_Data shown_
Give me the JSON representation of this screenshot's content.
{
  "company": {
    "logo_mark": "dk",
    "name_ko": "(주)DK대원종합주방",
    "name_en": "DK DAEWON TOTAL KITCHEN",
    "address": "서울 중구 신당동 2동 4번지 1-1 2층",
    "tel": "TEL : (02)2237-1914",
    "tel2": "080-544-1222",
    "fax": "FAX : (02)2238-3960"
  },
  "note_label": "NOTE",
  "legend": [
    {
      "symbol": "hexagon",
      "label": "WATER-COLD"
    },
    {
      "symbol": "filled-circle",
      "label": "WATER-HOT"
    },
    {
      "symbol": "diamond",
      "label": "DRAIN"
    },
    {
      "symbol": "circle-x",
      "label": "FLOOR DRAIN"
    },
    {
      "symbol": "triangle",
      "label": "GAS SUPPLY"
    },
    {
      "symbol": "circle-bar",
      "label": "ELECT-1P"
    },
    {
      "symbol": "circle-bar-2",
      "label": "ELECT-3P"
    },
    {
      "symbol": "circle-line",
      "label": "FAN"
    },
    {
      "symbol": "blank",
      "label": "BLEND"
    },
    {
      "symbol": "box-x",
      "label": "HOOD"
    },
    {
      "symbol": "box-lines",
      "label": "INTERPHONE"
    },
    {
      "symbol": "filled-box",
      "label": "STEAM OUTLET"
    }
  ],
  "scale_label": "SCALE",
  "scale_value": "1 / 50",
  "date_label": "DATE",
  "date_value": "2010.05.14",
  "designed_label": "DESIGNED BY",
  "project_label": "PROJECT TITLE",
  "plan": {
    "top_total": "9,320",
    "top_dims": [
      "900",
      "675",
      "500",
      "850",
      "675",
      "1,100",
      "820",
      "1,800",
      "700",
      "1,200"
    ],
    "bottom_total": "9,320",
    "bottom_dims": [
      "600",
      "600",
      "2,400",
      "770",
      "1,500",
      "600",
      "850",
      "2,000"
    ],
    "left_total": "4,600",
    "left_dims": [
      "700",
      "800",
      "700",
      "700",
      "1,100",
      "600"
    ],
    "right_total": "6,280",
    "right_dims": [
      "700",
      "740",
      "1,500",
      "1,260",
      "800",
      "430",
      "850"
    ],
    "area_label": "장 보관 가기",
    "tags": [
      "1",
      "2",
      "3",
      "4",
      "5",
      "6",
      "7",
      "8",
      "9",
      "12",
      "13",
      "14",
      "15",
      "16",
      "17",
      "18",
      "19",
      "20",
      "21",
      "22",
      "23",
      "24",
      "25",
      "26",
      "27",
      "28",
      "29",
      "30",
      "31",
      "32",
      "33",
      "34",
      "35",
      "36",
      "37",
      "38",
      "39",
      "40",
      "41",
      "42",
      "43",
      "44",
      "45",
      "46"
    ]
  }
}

_Do this_
Locate the word "filled" in the data above. Copy every line carrying it.

_Answer to the problem_
      "symbol": "filled-circle",
      "symbol": "filled-box",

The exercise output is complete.